-- WHAT YOU SHOULD DO --
Find each line containing the string "probability" and return it.

-- LISTED ENTRIES --
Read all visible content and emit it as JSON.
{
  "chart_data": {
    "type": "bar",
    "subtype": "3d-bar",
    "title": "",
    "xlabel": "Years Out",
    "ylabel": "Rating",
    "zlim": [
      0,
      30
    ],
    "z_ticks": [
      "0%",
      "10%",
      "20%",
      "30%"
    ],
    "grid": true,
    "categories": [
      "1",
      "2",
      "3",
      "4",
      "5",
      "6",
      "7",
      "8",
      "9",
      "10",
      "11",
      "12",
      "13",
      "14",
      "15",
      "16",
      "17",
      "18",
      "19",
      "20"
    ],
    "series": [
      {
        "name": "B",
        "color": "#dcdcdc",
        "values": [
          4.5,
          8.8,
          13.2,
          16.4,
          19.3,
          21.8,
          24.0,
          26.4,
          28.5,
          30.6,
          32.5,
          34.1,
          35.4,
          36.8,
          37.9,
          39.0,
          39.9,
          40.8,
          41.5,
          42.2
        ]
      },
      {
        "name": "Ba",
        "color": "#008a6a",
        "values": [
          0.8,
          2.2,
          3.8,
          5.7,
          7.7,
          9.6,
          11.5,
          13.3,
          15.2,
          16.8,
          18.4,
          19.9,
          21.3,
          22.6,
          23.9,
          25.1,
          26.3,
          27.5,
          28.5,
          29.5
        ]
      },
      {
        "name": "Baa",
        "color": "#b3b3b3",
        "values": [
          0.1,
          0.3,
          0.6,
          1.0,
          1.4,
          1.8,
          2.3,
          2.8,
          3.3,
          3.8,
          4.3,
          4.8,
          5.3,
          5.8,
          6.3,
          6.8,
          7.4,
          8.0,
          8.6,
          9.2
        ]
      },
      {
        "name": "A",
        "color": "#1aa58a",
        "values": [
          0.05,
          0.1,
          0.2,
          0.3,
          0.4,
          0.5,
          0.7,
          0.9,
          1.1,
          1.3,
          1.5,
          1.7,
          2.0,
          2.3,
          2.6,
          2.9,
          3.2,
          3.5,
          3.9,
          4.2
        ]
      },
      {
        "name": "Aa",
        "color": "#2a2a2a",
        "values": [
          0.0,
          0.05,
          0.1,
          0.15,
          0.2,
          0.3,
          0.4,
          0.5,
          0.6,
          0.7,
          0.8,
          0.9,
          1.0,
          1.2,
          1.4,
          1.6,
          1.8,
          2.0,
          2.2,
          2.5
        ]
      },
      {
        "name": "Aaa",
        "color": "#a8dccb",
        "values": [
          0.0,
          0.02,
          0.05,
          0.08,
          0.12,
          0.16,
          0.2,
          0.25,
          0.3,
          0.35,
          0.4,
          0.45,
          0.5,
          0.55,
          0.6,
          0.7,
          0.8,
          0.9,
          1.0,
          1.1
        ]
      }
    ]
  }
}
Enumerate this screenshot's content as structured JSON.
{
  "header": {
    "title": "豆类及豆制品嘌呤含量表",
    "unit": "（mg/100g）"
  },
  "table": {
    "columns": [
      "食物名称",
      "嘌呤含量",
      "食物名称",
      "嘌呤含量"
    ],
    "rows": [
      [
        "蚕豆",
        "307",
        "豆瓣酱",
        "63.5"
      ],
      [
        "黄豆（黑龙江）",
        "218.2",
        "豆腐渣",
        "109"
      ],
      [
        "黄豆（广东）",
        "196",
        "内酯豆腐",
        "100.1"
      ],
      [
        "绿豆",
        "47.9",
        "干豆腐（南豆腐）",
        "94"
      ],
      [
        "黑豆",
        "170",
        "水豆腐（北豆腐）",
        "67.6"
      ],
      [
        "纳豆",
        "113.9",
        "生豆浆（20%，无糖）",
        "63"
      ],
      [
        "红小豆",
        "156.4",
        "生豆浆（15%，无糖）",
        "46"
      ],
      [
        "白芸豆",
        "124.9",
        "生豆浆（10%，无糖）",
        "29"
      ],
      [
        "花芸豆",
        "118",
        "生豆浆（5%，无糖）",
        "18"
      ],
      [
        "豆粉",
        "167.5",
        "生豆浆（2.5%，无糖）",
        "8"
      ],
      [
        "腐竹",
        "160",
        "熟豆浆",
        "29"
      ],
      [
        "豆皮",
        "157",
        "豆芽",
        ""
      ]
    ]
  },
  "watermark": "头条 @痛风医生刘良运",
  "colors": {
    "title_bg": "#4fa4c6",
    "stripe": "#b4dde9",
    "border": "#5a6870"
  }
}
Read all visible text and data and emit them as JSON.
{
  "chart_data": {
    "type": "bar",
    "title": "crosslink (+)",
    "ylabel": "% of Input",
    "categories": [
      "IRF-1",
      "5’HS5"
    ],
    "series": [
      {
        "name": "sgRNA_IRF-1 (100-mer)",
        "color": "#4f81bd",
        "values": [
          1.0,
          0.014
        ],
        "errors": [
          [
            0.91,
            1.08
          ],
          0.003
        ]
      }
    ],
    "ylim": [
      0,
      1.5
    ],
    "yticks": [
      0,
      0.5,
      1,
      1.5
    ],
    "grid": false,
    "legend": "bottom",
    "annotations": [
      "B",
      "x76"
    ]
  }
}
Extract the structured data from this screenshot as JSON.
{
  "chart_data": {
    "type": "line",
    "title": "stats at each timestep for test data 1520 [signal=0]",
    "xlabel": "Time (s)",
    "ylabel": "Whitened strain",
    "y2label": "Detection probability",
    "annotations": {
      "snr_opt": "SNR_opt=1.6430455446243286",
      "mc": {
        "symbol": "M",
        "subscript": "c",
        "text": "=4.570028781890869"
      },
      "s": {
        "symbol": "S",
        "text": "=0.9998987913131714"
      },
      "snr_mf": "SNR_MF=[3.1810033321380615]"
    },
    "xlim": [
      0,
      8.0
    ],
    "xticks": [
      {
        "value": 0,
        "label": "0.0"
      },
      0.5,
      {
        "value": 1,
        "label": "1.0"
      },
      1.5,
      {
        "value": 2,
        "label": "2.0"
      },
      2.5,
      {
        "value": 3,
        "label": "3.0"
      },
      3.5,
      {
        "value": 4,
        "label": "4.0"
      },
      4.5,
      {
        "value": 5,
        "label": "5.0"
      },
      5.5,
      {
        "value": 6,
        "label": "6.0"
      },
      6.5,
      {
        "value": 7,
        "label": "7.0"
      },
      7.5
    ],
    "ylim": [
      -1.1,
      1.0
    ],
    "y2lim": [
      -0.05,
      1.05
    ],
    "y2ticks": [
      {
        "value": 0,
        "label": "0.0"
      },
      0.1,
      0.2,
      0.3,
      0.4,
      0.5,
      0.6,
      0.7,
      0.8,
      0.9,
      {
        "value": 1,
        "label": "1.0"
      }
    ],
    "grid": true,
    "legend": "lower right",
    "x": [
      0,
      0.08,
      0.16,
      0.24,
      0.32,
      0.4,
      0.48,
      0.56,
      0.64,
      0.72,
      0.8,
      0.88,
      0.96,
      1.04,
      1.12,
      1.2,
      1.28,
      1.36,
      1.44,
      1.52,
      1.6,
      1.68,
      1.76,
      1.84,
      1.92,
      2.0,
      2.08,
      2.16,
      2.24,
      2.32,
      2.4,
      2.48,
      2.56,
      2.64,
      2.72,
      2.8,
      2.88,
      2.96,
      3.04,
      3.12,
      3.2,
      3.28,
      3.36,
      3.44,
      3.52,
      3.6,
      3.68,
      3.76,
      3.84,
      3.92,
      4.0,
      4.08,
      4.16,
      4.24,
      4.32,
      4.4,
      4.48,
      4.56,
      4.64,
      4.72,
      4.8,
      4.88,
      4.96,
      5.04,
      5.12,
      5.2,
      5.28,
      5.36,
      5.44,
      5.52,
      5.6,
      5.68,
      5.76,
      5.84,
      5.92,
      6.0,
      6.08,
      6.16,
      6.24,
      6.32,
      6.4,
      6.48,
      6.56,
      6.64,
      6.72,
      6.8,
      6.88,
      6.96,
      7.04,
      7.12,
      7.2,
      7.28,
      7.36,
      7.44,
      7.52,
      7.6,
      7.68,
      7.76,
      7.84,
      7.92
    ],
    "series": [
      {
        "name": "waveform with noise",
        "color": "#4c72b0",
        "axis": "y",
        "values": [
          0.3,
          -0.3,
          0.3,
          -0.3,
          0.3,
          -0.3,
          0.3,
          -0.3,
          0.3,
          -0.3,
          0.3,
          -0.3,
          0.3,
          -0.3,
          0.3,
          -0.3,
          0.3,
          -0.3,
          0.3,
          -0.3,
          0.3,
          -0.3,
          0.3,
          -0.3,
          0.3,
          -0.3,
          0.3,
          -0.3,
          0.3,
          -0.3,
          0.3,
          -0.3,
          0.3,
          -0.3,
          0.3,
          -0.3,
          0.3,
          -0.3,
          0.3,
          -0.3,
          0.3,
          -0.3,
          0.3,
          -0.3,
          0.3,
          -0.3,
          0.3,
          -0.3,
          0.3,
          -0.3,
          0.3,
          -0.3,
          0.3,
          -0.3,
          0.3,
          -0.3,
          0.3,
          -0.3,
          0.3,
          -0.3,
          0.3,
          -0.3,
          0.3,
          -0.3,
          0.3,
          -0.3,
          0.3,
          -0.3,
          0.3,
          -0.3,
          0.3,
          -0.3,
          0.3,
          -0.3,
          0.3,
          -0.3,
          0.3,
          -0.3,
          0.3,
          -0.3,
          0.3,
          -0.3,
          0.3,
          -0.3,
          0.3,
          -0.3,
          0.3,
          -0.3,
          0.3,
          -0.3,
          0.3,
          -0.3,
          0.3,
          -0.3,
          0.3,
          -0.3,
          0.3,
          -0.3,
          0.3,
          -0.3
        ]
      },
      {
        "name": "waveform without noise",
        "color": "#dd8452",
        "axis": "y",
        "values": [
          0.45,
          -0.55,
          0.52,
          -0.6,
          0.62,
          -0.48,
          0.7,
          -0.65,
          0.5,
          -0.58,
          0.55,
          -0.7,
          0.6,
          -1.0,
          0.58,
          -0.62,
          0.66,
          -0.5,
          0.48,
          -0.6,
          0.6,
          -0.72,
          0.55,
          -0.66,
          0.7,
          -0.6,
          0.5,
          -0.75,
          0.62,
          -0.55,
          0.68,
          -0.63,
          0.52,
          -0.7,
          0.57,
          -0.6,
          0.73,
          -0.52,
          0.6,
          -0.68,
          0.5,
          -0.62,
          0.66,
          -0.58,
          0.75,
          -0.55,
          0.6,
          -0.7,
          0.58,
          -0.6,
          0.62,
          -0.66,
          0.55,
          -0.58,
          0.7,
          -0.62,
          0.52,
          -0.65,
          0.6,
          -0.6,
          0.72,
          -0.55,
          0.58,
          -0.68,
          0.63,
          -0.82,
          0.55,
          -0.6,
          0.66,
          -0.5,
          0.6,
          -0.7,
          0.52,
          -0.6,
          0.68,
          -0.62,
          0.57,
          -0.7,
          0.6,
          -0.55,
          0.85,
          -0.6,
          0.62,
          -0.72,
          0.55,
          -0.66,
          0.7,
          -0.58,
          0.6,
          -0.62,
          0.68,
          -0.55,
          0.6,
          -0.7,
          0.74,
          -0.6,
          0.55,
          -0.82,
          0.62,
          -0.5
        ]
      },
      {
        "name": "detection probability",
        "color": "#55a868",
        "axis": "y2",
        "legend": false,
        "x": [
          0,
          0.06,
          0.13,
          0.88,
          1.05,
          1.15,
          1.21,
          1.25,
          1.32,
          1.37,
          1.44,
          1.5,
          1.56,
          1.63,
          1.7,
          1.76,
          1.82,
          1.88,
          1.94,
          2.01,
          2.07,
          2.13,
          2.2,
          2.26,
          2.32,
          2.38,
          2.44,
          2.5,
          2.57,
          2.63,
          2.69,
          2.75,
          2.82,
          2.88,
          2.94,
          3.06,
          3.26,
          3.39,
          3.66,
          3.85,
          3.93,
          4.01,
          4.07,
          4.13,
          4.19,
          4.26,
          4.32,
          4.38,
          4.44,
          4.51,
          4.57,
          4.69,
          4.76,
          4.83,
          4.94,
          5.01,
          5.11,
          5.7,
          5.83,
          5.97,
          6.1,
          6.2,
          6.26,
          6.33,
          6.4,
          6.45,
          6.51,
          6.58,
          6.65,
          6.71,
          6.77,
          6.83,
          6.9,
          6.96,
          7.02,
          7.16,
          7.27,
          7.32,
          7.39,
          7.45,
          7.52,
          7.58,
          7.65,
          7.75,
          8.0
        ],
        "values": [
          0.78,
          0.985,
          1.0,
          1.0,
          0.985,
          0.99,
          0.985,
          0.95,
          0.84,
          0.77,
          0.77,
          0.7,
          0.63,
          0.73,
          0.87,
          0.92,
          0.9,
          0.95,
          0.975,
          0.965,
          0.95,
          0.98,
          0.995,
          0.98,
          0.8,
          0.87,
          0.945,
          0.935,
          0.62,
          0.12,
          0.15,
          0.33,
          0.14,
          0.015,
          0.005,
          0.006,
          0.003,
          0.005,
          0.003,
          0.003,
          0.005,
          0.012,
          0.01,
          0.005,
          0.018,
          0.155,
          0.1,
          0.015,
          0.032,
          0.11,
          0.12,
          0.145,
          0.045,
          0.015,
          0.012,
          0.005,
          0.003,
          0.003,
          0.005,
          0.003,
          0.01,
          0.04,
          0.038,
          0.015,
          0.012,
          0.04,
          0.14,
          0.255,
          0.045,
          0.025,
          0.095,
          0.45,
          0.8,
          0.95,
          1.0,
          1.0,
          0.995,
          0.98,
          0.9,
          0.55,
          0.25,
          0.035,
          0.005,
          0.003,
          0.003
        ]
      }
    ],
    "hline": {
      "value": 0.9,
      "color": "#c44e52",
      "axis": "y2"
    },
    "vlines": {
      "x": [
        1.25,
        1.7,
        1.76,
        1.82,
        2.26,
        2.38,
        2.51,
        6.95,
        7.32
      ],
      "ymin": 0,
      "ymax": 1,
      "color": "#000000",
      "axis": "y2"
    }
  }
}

-- COMPLETE RESPONSE --
    "y2label": "Detection probability",
        "name": "detection probability",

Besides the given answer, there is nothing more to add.